The problem:
Write out the material exactly, without any of its pictures.

== Material for this task

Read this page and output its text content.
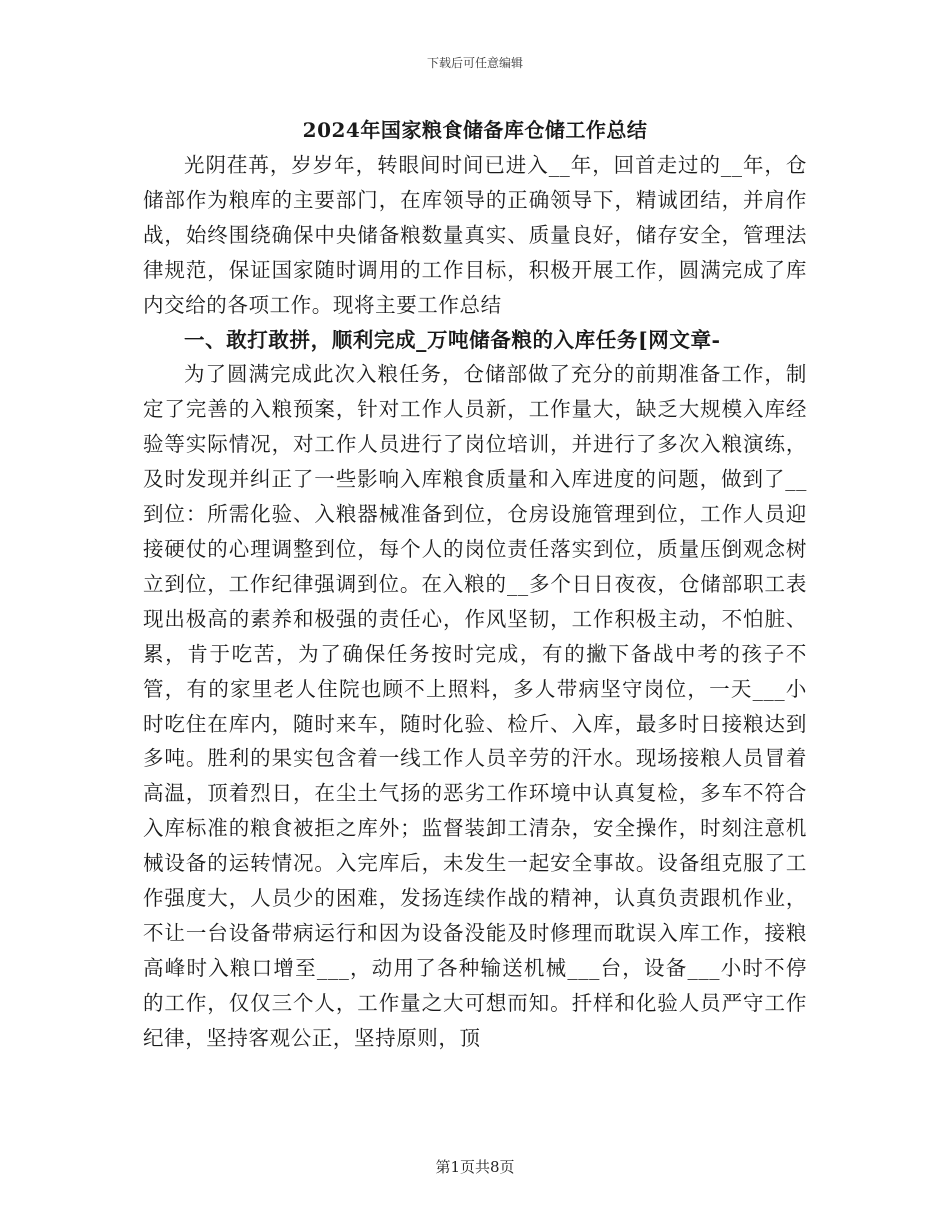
下载后可任意编辑
2024年国家粮食储备库仓储工作总结

光阴荏苒，岁岁年，转眼间时间已进入__年，回首走过的__年，仓储部作为粮库的主要部门，在库领导的正确领导下，精诚团结，并肩作战，始终围绕确保中央储备粮数量真实、质量良好，储存安全，管理法律规范，保证国家随时调用的工作目标，积极开展工作，圆满完成了库内交给的各项工作。现将主要工作总结

一、敢打敢拼，顺利完成_万吨储备粮的入库任务[网文章-

为了圆满完成此次入粮任务，仓储部做了充分的前期准备工作，制定了完善的入粮预案，针对工作人员新，工作量大，缺乏大规模入库经验等实际情况，对工作人员进行了岗位培训，并进行了多次入粮演练，及时发现并纠正了一些影响入库粮食质量和入库进度的问题，做到了__到位：所需化验、入粮器械准备到位，仓房设施管理到位，工作人员迎接硬仗的心理调整到位，每个人的岗位责任落实到位，质量压倒观念树立到位，工作纪律强调到位。在入粮的__多个日日夜夜，仓储部职工表现出极高的素养和极强的责任心，作风坚韧，工作积极主动，不怕脏、累，肯于吃苦，为了确保任务按时完成，有的撇下备战中考的孩子不管，有的家里老人住院也顾不上照料，多人带病坚守岗位，一天___小时吃住在库内，随时来车，随时化验、检斤、入库，最多时日接粮达到多吨。胜利的果实包含着一线工作人员辛劳的汗水。现场接粮人员冒着高温，顶着烈日，在尘土气扬的恶劣工作环境中认真复检，多车不符合入库标准的粮食被拒之库外；监督装卸工清杂，安全操作，时刻注意机械设备的运转情况。入完库后，未发生一起安全事故。设备组克服了工作强度大，人员少的困难，发扬连续作战的精神，认真负责跟机作业，不让一台设备带病运行和因为设备没能及时修理而耽误入库工作，接粮高峰时入粮口增至___，动用了各种输送机械___台，设备___小时不停的工作，仅仅三个人，工作量之大可想而知。扦样和化验人员严守工作纪律，坚持客观公正，坚持原则，顶

第1页共8页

====

Exercise result:
Read this page and output its text content.
下载后可任意编辑
2024年国家粮食储备库仓储工作总结

光阴荏苒，岁岁年，转眼间时间已进入__年，回首走过的__年，仓储部作为粮库的主要部门，在库领导的正确领导下，精诚团结，并肩作战，始终围绕确保中央储备粮数量真实、质量良好，储存安全，管理法律规范，保证国家随时调用的工作目标，积极开展工作，圆满完成了库内交给的各项工作。现将主要工作总结

一、敢打敢拼，顺利完成_万吨储备粮的入库任务[网文章-

为了圆满完成此次入粮任务，仓储部做了充分的前期准备工作，制定了完善的入粮预案，针对工作人员新，工作量大，缺乏大规模入库经验等实际情况，对工作人员进行了岗位培训，并进行了多次入粮演练，及时发现并纠正了一些影响入库粮食质量和入库进度的问题，做到了__到位：所需化验、入粮器械准备到位，仓房设施管理到位，工作人员迎接硬仗的心理调整到位，每个人的岗位责任落实到位，质量压倒观念树立到位，工作纪律强调到位。在入粮的__多个日日夜夜，仓储部职工表现出极高的素养和极强的责任心，作风坚韧，工作积极主动，不怕脏、累，肯于吃苦，为了确保任务按时完成，有的撇下备战中考的孩子不管，有的家里老人住院也顾不上照料，多人带病坚守岗位，一天___小时吃住在库内，随时来车，随时化验、检斤、入库，最多时日接粮达到多吨。胜利的果实包含着一线工作人员辛劳的汗水。现场接粮人员冒着高温，顶着烈日，在尘土气扬的恶劣工作环境中认真复检，多车不符合入库标准的粮食被拒之库外；监督装卸工清杂，安全操作，时刻注意机械设备的运转情况。入完库后，未发生一起安全事故。设备组克服了工作强度大，人员少的困难，发扬连续作战的精神，认真负责跟机作业，不让一台设备带病运行和因为设备没能及时修理而耽误入库工作，接粮高峰时入粮口增至___，动用了各种输送机械___台，设备___小时不停的工作，仅仅三个人，工作量之大可想而知。扦样和化验人员严守工作纪律，坚持客观公正，坚持原则，顶

第1页共8页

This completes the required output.